▶ Exercise instructions: Below are entries; copy exactly, and only, the lines from the one containing "Extract the structured" through their final line, leaving out pictures.

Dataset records
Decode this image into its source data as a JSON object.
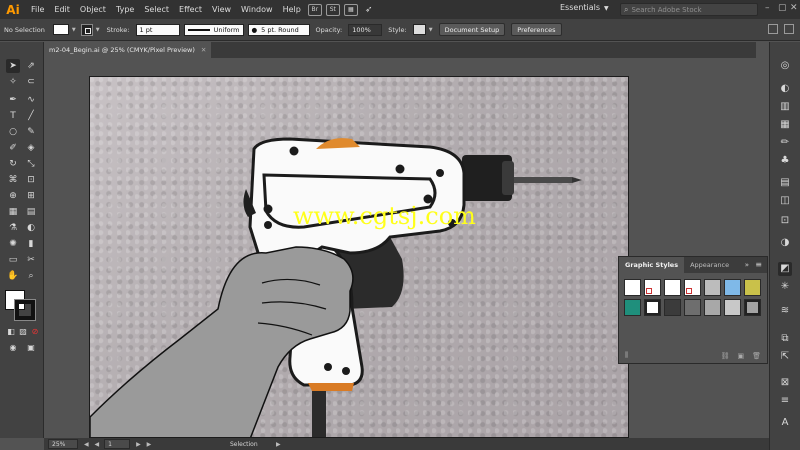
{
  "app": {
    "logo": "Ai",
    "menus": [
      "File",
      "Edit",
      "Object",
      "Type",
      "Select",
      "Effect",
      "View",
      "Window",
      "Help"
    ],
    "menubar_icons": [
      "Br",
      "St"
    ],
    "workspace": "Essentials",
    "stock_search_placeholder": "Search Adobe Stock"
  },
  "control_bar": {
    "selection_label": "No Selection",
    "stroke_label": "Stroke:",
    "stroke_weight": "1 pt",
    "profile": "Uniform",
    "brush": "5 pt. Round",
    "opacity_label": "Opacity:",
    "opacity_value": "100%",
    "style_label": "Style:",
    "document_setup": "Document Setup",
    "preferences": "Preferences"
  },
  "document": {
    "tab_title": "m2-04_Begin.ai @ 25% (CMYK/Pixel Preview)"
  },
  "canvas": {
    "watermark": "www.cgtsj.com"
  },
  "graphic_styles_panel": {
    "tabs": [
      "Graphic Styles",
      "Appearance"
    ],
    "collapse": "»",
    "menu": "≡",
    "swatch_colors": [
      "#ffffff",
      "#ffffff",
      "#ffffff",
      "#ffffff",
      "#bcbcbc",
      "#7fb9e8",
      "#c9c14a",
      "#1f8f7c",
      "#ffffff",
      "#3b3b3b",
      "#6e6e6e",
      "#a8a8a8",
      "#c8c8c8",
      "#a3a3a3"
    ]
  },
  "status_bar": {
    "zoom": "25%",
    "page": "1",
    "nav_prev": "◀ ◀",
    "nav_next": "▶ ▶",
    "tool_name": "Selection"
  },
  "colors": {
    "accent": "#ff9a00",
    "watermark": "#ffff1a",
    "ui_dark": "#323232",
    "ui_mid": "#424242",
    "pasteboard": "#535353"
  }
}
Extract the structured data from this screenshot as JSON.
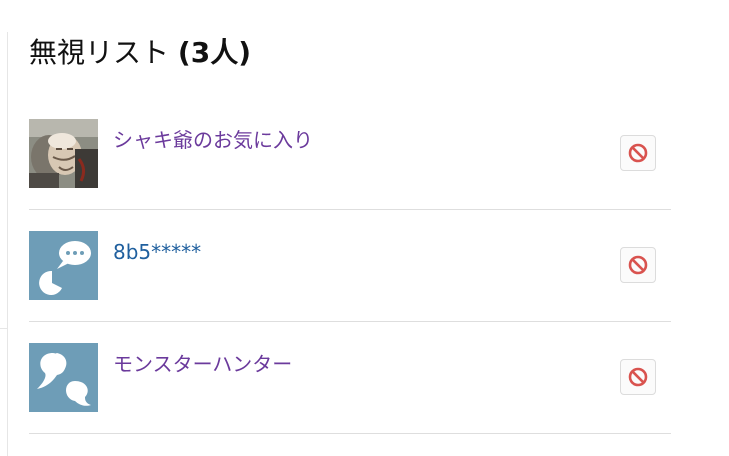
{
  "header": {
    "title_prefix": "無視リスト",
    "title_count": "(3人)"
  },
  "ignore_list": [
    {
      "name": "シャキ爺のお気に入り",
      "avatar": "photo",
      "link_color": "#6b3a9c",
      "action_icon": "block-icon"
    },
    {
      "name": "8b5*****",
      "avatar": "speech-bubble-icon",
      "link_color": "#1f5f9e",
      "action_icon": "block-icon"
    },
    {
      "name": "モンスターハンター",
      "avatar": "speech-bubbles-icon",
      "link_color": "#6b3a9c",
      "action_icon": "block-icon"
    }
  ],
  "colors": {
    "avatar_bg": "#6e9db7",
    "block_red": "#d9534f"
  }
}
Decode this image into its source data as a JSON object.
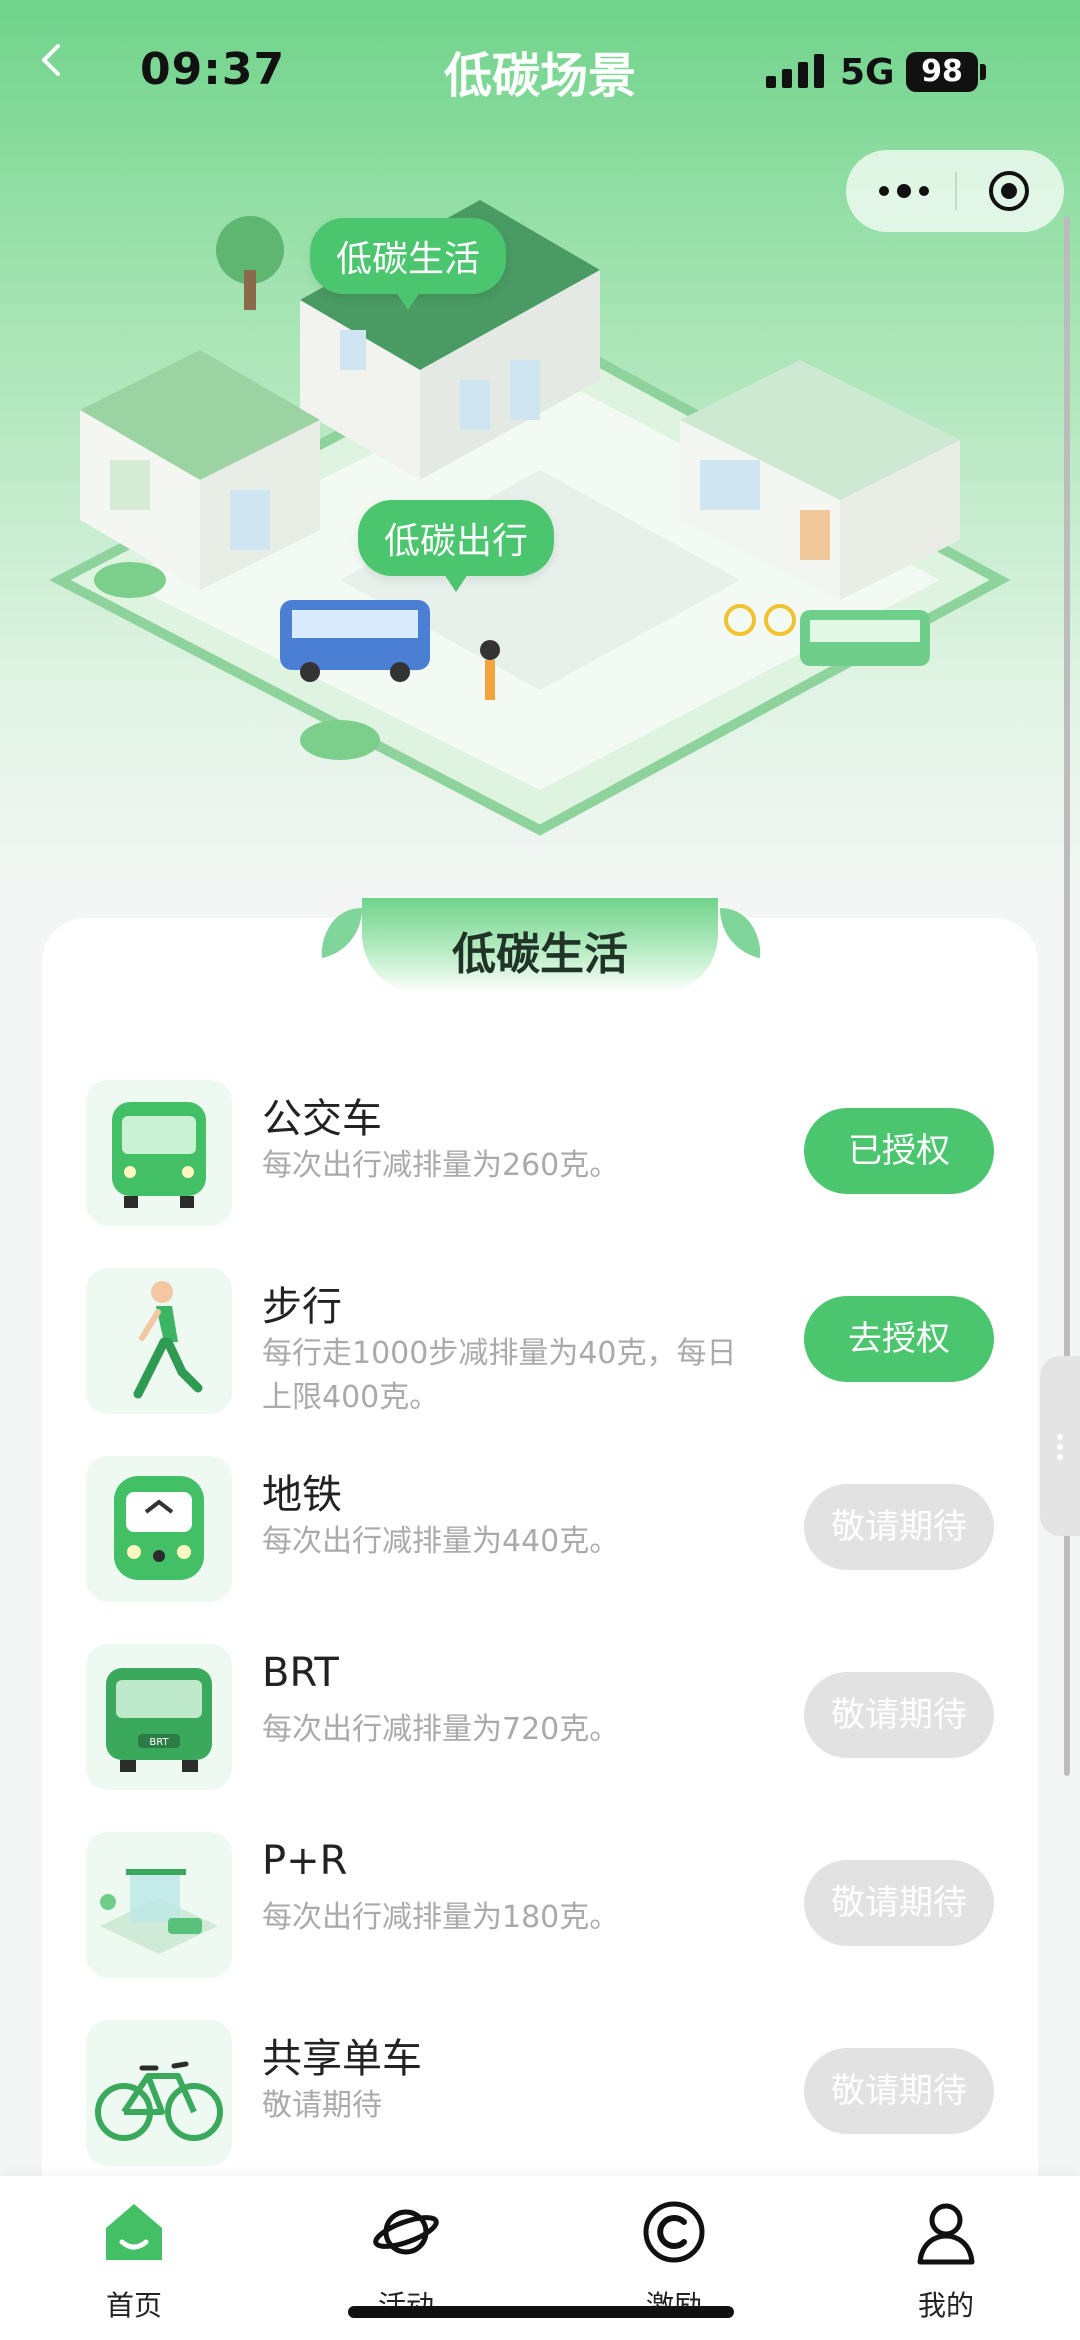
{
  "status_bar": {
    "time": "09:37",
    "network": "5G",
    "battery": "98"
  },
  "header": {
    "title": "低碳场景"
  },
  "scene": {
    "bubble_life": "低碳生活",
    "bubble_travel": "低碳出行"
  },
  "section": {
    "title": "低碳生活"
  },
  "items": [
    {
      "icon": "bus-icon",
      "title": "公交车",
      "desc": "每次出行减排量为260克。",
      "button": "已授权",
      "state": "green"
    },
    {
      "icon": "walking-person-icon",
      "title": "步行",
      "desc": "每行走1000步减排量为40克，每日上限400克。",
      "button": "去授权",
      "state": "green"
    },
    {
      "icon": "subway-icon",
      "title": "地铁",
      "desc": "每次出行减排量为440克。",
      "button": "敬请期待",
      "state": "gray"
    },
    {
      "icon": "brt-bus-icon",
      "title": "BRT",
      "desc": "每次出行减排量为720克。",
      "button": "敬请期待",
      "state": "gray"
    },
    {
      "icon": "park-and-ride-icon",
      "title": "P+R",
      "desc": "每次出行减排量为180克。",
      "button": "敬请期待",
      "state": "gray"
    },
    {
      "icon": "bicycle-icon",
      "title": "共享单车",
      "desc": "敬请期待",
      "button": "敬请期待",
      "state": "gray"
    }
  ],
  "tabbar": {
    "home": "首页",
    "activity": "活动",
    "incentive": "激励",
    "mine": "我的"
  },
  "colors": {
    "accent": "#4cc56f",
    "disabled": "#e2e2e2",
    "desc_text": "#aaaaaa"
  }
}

▶ Reply:
Extract the structured data from this screenshot as JSON.
{
  "header": {
    "title_prefix": "無視リスト",
    "title_count": "(3人)"
  },
  "ignore_list": [
    {
      "name": "シャキ爺のお気に入り",
      "avatar": "photo",
      "link_color": "#6b3a9c",
      "action_icon": "block-icon"
    },
    {
      "name": "8b5*****",
      "avatar": "speech-bubble-icon",
      "link_color": "#1f5f9e",
      "action_icon": "block-icon"
    },
    {
      "name": "モンスターハンター",
      "avatar": "speech-bubbles-icon",
      "link_color": "#6b3a9c",
      "action_icon": "block-icon"
    }
  ],
  "colors": {
    "avatar_bg": "#6e9db7",
    "block_red": "#d9534f"
  }
}
Decode this image into its source data as a JSON object.
{
  "status_bar": {
    "time": "09:37",
    "network": "5G",
    "battery": "98"
  },
  "header": {
    "title": "低碳场景"
  },
  "scene": {
    "bubble_life": "低碳生活",
    "bubble_travel": "低碳出行"
  },
  "section": {
    "title": "低碳生活"
  },
  "items": [
    {
      "icon": "bus-icon",
      "title": "公交车",
      "desc": "每次出行减排量为260克。",
      "button": "已授权",
      "state": "green"
    },
    {
      "icon": "walking-person-icon",
      "title": "步行",
      "desc": "每行走1000步减排量为40克，每日上限400克。",
      "button": "去授权",
      "state": "green"
    },
    {
      "icon": "subway-icon",
      "title": "地铁",
      "desc": "每次出行减排量为440克。",
      "button": "敬请期待",
      "state": "gray"
    },
    {
      "icon": "brt-bus-icon",
      "title": "BRT",
      "desc": "每次出行减排量为720克。",
      "button": "敬请期待",
      "state": "gray"
    },
    {
      "icon": "park-and-ride-icon",
      "title": "P+R",
      "desc": "每次出行减排量为180克。",
      "button": "敬请期待",
      "state": "gray"
    },
    {
      "icon": "bicycle-icon",
      "title": "共享单车",
      "desc": "敬请期待",
      "button": "敬请期待",
      "state": "gray"
    }
  ],
  "tabbar": {
    "home": "首页",
    "activity": "活动",
    "incentive": "激励",
    "mine": "我的"
  },
  "colors": {
    "accent": "#4cc56f",
    "disabled": "#e2e2e2",
    "desc_text": "#aaaaaa"
  }
}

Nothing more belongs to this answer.